- [GIVEN INSTRUCTION]
Identify the lines that contain the string "пациента" and copy all of them.

** begin ROWS **

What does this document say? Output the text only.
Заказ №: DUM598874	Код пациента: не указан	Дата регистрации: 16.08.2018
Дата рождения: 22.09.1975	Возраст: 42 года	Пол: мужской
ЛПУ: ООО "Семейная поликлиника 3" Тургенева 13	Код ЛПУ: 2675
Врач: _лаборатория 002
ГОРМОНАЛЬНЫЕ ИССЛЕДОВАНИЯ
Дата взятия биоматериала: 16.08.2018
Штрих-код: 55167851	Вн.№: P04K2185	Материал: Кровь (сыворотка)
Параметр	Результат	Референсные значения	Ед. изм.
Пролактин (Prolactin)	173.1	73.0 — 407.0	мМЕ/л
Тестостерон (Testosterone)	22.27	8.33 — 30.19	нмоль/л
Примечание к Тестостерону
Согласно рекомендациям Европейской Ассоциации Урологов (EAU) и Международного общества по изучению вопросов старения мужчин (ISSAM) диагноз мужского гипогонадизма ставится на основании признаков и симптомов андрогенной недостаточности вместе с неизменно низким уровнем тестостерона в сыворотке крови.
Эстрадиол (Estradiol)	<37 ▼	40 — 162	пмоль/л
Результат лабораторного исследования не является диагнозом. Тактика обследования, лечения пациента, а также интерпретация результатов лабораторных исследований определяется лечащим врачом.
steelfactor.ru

** end ROWS **
** begin ROWS **

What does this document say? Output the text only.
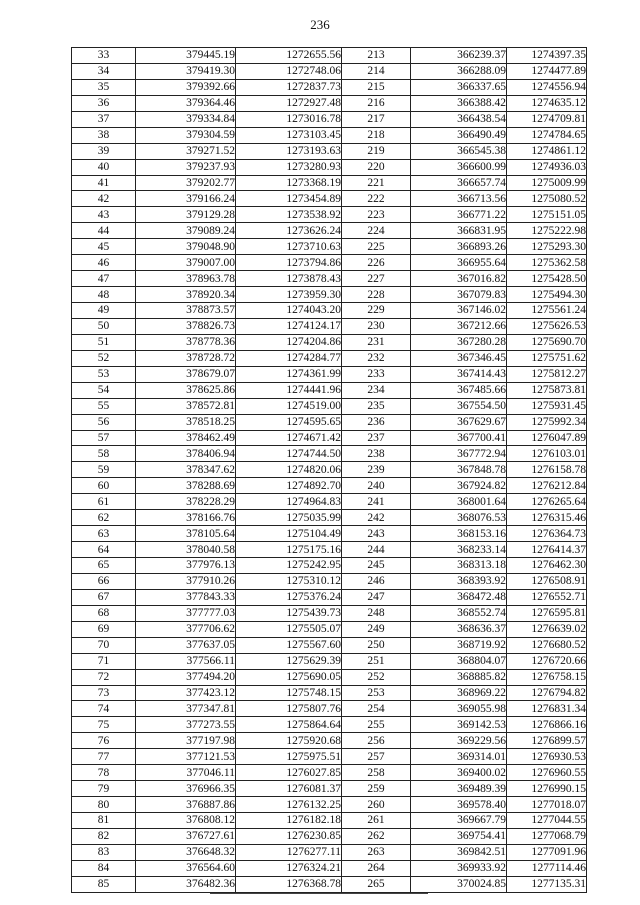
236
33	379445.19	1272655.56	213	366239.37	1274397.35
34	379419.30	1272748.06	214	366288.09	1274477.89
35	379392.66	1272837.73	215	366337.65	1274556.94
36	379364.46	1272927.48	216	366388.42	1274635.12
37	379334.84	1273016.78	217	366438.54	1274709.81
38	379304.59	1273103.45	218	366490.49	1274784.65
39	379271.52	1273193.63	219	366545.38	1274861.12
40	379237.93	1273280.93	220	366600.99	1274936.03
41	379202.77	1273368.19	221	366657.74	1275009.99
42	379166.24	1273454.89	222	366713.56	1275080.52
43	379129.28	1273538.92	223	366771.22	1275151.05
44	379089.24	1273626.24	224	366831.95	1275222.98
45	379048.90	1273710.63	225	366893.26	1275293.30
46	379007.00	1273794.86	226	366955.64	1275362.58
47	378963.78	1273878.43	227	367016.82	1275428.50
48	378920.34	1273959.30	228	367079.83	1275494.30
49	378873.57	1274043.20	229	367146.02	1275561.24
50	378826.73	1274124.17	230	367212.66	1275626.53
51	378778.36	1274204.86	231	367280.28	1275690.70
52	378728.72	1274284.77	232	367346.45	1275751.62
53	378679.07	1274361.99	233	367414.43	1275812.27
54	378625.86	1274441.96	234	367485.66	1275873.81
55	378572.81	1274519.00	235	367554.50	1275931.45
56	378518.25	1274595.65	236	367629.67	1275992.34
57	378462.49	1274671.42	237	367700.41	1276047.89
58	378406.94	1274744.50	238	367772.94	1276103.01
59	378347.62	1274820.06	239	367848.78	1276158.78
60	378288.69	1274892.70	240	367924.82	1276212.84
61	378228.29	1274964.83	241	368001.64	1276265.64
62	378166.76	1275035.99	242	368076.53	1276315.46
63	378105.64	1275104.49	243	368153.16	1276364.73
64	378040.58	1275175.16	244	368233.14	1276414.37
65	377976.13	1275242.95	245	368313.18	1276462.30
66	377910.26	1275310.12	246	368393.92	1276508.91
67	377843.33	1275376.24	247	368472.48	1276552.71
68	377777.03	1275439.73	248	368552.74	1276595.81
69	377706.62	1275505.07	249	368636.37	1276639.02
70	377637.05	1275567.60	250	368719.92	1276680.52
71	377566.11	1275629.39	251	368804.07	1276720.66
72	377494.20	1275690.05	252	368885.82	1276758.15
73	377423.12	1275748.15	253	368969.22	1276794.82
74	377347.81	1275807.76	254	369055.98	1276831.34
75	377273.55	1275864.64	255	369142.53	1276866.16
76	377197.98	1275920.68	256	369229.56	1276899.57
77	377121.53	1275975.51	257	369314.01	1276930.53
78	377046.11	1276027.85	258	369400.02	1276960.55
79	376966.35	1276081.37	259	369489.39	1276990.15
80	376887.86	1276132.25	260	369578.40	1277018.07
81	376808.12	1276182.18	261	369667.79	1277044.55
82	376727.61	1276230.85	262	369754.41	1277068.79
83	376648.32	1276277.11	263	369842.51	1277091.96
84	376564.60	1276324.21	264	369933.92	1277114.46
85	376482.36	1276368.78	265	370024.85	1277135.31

** end ROWS **
** begin ROWS **

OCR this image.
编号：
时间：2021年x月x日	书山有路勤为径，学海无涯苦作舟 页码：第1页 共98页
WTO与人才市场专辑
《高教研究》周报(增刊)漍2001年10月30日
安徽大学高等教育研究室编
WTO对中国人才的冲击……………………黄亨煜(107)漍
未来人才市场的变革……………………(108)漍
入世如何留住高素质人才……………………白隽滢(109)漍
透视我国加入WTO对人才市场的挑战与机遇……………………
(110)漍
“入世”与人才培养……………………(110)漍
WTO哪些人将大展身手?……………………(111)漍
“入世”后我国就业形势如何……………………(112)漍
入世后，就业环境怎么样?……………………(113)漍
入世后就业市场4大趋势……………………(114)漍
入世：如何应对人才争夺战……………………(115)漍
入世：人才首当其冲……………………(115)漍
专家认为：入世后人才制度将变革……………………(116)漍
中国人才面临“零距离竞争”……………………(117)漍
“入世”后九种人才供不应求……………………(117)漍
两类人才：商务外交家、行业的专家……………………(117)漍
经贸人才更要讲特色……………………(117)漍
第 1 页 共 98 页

** end ROWS **

- [ANSWER FOR THE TASK]
Заказ №: DUM598874	Код пациента: не указан	Дата регистрации: 16.08.2018
Результат лабораторного исследования не является диагнозом. Тактика обследования, лечения пациента, а также интерпретация результатов лабораторных исследований определяется лечащим врачом.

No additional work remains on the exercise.